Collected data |
******************************

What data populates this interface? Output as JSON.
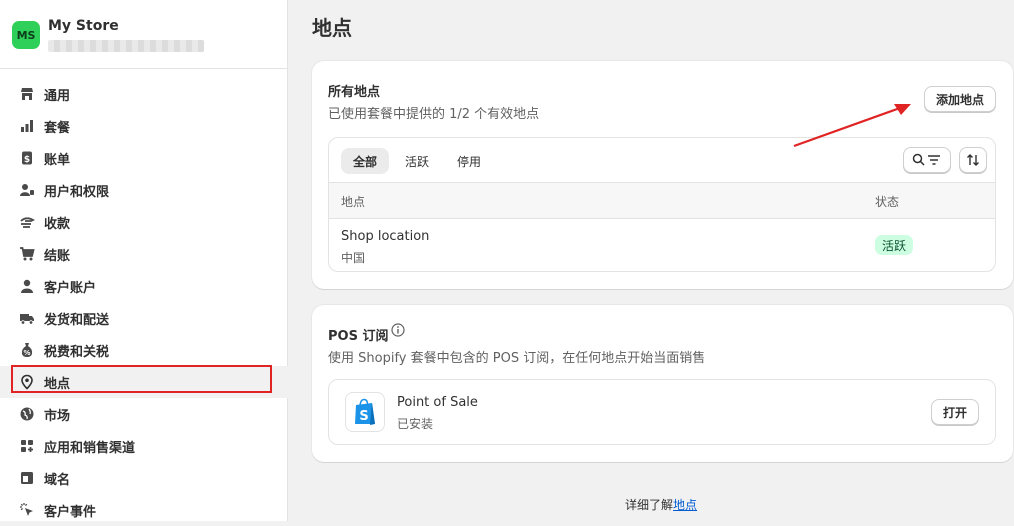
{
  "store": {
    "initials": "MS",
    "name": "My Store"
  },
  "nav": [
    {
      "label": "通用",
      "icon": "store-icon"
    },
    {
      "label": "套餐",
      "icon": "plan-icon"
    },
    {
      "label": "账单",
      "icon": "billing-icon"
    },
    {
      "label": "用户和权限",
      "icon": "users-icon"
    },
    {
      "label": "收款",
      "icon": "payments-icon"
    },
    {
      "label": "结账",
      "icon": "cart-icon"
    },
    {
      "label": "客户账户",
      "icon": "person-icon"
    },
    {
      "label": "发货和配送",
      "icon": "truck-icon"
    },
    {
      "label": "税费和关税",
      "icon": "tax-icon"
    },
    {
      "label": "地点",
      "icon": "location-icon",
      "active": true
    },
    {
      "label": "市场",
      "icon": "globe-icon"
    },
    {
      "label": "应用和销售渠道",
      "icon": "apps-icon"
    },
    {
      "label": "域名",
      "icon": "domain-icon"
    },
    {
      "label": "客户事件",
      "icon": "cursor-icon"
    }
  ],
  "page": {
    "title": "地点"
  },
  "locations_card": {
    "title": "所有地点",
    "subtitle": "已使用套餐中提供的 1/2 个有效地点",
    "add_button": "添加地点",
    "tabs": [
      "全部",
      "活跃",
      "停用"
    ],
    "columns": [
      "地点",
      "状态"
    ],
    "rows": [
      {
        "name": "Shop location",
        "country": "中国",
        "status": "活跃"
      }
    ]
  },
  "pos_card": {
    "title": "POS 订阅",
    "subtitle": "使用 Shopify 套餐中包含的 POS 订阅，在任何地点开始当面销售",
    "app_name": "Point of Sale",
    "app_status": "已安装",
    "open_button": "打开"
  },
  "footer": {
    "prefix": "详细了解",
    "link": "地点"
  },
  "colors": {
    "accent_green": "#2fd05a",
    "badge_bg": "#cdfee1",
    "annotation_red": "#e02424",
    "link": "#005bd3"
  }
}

******************************

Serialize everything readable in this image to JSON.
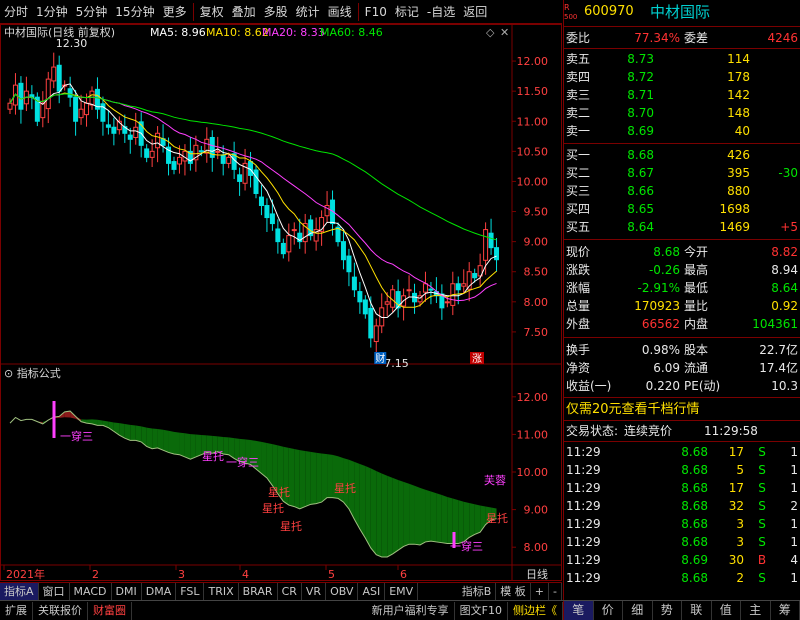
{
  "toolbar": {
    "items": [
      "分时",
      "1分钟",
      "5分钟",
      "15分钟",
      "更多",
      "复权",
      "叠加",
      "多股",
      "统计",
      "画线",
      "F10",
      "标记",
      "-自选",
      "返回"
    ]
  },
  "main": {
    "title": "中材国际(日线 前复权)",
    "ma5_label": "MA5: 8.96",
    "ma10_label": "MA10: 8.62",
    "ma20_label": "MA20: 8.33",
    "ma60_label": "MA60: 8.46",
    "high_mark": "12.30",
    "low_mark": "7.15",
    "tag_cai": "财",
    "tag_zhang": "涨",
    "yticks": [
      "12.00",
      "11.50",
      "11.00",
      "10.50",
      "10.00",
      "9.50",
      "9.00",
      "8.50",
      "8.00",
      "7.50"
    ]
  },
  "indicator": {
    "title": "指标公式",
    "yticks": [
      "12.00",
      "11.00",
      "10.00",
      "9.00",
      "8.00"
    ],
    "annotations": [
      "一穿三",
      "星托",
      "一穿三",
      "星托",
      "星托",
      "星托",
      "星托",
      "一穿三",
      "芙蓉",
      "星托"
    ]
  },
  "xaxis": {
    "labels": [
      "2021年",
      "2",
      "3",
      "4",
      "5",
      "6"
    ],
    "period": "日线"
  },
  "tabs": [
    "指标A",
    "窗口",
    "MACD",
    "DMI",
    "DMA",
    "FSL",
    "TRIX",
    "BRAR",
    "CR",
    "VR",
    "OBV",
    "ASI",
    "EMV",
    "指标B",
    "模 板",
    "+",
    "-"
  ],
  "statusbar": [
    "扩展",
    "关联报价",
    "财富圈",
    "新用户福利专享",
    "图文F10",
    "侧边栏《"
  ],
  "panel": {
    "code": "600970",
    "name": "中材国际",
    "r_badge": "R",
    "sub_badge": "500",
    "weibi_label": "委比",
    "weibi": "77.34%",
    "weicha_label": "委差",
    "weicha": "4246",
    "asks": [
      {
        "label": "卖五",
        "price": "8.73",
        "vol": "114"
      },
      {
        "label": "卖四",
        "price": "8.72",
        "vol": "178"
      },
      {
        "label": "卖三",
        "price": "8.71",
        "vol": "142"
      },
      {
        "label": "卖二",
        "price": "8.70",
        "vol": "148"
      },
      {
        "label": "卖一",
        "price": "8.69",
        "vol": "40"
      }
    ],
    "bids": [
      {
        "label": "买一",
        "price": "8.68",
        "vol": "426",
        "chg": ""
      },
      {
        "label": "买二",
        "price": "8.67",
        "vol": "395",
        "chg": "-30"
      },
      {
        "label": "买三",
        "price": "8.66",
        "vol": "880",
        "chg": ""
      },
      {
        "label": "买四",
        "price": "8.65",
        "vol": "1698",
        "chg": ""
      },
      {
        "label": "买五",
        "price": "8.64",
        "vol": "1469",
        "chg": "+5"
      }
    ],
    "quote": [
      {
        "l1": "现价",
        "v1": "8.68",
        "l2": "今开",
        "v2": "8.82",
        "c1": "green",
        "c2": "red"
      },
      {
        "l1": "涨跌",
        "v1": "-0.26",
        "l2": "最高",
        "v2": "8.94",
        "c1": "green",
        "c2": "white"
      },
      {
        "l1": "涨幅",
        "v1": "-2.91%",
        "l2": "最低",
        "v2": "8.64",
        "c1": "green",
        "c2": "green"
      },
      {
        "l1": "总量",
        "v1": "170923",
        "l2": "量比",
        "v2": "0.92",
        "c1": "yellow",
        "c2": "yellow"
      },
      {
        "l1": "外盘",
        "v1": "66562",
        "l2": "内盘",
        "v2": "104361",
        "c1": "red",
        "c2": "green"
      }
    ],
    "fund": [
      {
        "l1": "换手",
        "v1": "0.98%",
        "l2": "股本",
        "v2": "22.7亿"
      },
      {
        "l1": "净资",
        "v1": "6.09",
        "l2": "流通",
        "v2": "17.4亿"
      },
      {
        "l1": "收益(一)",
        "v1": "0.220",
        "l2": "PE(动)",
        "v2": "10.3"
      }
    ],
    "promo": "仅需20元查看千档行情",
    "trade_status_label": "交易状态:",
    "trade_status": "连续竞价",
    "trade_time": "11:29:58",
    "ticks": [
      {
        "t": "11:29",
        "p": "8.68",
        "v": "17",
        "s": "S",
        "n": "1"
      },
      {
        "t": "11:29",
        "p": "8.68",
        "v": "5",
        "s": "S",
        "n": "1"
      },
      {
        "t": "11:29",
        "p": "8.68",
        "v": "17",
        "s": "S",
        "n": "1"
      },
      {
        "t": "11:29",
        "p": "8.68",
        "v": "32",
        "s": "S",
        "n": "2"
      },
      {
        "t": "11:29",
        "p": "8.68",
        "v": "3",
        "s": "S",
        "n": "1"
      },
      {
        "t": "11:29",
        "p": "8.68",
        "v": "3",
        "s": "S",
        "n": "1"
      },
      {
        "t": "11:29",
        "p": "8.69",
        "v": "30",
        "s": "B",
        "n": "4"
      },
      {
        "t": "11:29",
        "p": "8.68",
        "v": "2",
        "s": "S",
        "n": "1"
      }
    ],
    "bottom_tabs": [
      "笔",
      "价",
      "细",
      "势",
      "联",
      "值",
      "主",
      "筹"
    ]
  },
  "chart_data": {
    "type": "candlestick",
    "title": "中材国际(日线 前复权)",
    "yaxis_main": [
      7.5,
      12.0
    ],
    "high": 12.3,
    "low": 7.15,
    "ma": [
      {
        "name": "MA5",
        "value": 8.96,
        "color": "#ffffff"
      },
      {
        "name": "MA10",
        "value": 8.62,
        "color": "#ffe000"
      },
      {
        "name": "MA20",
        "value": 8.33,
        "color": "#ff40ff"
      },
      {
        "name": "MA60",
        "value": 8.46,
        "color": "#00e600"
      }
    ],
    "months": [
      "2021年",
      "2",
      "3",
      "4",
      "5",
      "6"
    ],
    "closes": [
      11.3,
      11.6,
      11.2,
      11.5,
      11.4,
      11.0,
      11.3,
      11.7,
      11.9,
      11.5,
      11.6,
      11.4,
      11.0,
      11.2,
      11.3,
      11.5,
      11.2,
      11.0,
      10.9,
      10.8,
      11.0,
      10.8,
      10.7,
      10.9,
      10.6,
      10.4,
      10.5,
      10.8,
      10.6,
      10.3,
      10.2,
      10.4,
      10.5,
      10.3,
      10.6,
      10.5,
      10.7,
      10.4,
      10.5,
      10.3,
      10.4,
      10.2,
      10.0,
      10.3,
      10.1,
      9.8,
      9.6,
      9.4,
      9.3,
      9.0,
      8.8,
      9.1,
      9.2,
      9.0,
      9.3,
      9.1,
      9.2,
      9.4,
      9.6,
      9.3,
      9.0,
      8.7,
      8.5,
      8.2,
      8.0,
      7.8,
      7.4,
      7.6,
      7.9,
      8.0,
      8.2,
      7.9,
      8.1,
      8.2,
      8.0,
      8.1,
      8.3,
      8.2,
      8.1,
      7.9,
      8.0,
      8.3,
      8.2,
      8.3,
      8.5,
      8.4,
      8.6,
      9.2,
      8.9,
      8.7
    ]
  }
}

******************************

To do | Look through the material above and pick out each line holding the word "subtitle".

Written reply |
    "subtitle": "已使用套餐中提供的 1/2 个有效地点",
    "subtitle": "使用 Shopify 套餐中包含的 POS 订阅，在任何地点开始当面销售",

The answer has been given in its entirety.